_Data for this exercise_.
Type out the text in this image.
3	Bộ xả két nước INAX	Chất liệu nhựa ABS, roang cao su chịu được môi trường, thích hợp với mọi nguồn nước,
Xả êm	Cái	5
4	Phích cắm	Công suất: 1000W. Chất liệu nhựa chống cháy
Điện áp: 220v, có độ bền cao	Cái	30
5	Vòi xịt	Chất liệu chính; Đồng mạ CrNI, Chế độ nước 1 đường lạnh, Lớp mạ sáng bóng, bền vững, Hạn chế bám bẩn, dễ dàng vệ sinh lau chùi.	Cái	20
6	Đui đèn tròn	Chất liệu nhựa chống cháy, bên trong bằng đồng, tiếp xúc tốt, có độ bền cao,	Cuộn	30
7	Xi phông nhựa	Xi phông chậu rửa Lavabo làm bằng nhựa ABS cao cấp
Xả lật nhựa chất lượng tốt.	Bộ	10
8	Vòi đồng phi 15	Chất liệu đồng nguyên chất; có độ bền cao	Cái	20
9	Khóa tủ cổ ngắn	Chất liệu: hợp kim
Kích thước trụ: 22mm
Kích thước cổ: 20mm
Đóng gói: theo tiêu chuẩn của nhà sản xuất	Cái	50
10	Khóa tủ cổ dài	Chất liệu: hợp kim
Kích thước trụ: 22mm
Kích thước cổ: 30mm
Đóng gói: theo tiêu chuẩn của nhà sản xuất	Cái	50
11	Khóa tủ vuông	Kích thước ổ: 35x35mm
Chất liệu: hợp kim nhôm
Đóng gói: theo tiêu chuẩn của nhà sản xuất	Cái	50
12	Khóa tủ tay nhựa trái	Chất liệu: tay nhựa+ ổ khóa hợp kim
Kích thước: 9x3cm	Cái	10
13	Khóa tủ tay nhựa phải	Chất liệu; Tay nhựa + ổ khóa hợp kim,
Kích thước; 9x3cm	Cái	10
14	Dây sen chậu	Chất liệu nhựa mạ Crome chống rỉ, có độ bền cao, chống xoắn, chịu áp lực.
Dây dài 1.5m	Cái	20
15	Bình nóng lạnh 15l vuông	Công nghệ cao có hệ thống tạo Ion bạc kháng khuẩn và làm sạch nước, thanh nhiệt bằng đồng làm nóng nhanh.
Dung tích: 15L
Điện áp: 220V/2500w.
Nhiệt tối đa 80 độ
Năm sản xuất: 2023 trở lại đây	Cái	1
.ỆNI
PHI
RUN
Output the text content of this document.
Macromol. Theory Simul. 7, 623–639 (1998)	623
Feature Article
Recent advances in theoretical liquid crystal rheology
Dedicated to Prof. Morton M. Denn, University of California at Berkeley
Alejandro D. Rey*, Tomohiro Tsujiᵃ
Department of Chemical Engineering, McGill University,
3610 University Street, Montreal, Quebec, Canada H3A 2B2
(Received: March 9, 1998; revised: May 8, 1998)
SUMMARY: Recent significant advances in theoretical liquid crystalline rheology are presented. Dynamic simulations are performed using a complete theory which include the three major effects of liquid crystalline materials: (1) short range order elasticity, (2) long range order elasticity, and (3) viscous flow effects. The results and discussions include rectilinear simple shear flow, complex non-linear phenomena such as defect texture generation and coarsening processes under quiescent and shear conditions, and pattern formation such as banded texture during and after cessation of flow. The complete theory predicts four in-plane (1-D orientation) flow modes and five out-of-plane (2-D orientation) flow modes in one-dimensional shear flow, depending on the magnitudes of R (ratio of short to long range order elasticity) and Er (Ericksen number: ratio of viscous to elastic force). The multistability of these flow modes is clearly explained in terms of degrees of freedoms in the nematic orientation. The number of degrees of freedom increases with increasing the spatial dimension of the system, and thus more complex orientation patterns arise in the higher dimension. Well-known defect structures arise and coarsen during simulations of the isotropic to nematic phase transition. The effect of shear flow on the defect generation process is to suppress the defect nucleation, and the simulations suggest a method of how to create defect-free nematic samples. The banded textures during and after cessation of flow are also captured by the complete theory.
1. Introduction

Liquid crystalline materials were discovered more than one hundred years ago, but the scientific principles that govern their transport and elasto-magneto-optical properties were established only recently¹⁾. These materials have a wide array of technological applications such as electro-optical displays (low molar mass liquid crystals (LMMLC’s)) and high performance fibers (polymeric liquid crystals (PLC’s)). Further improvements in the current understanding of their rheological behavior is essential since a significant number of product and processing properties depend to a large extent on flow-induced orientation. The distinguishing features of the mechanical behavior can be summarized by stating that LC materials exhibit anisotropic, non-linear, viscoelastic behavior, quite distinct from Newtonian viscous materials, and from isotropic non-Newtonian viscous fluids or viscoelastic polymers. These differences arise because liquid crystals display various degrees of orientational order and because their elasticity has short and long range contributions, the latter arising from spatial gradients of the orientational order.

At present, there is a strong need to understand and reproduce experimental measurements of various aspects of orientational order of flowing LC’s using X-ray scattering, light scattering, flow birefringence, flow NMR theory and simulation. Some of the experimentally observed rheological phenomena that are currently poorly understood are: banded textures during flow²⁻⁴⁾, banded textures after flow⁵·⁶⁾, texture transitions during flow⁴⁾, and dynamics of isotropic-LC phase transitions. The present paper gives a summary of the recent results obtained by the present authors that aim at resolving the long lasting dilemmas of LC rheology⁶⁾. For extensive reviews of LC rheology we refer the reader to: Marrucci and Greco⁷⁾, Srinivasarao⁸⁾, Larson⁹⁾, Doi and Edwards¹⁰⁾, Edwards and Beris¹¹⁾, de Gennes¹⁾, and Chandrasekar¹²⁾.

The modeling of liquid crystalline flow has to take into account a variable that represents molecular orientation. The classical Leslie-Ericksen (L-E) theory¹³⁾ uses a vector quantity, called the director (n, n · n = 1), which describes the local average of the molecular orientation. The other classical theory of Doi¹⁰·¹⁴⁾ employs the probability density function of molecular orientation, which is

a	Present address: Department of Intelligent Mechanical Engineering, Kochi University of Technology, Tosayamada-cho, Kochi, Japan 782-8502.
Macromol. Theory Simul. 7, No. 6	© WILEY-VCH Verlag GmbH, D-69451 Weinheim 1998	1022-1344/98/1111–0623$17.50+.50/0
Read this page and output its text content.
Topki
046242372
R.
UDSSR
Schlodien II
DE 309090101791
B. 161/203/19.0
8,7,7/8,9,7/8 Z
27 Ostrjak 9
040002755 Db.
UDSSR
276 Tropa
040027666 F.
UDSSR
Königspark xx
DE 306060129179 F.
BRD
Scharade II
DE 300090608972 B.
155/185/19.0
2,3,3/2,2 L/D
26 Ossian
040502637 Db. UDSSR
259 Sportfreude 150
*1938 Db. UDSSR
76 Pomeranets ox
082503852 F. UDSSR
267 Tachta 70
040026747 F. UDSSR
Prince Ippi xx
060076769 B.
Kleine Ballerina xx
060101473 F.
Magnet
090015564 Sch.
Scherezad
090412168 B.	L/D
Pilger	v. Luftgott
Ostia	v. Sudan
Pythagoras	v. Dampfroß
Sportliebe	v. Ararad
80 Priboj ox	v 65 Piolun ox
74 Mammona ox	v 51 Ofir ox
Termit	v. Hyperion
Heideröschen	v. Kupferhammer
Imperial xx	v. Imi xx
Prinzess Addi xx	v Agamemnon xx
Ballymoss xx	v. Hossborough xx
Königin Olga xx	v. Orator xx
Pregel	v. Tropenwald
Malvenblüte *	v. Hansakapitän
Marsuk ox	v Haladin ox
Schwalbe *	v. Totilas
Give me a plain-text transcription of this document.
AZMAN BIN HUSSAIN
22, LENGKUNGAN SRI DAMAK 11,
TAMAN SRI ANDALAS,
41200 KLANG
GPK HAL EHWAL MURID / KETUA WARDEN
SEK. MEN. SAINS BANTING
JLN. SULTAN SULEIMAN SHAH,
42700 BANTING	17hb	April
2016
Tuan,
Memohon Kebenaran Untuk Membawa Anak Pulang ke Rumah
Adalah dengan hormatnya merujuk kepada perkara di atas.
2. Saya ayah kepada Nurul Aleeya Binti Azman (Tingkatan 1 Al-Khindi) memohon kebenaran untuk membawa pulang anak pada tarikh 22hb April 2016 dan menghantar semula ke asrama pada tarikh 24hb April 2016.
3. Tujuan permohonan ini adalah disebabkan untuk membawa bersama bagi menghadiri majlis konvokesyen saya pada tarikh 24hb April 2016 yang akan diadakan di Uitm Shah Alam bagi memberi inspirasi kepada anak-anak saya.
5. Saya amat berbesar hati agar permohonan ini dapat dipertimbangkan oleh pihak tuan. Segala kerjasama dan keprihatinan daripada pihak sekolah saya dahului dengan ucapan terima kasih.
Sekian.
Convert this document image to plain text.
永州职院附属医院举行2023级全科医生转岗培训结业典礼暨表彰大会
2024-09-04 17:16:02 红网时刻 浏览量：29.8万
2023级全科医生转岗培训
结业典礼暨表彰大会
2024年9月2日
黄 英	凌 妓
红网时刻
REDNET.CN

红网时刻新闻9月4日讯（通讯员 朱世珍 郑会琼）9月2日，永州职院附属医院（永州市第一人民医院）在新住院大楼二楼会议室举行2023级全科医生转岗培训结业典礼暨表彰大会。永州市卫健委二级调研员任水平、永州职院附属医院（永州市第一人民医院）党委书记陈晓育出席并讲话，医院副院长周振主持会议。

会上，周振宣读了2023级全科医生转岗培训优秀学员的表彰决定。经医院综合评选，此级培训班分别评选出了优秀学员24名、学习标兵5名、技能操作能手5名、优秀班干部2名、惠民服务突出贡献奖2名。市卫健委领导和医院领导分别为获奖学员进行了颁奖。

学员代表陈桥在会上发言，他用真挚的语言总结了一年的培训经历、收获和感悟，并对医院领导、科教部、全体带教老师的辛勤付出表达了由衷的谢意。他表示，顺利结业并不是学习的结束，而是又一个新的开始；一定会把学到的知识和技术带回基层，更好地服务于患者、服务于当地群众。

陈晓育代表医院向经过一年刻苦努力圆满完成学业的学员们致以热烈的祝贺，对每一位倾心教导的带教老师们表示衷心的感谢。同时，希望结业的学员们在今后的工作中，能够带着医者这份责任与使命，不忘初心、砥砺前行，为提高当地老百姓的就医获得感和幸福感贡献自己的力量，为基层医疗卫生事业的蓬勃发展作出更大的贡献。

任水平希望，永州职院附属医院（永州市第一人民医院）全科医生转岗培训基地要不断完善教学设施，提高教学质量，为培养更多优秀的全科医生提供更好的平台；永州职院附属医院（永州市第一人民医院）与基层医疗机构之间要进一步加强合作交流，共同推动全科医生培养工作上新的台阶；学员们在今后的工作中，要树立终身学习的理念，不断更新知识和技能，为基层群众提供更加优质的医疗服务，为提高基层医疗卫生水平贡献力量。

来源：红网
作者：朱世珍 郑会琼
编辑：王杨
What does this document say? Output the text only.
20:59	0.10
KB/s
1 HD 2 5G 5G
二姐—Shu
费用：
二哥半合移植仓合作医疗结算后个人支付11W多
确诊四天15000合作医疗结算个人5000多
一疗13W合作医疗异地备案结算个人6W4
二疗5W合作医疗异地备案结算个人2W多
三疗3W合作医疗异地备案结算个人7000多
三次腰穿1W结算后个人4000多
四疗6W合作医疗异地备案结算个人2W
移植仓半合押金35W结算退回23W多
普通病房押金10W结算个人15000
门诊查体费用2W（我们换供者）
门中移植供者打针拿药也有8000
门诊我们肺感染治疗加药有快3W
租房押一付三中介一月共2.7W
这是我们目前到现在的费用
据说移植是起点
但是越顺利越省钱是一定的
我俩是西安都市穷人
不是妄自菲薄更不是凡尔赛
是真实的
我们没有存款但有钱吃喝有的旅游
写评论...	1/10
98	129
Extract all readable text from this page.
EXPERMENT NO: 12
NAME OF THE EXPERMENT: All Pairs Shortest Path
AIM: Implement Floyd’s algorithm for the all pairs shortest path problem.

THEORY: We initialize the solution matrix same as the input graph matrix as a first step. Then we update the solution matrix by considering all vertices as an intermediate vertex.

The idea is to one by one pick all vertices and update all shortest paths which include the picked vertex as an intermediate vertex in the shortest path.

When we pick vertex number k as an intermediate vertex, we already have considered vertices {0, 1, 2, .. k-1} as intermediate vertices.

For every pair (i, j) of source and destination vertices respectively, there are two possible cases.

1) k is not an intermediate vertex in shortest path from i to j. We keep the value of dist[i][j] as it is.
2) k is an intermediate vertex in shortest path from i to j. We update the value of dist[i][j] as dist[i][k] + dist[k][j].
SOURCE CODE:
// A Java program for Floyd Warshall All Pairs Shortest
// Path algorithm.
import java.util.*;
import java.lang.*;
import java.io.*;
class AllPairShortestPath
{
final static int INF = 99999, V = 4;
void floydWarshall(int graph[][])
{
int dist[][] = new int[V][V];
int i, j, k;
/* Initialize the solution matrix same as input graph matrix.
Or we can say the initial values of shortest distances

_What is being asked_.
Select, from the listing, all lines that include the word "Kích".

_Answer to the problem_.
Kích thước trụ: 22mm
Kích thước cổ: 20mm
Kích thước trụ: 22mm
Kích thước cổ: 30mm
11	Khóa tủ vuông	Kích thước ổ: 35x35mm
Kích thước: 9x3cm	Cái	10
Kích thước; 9x3cm	Cái	10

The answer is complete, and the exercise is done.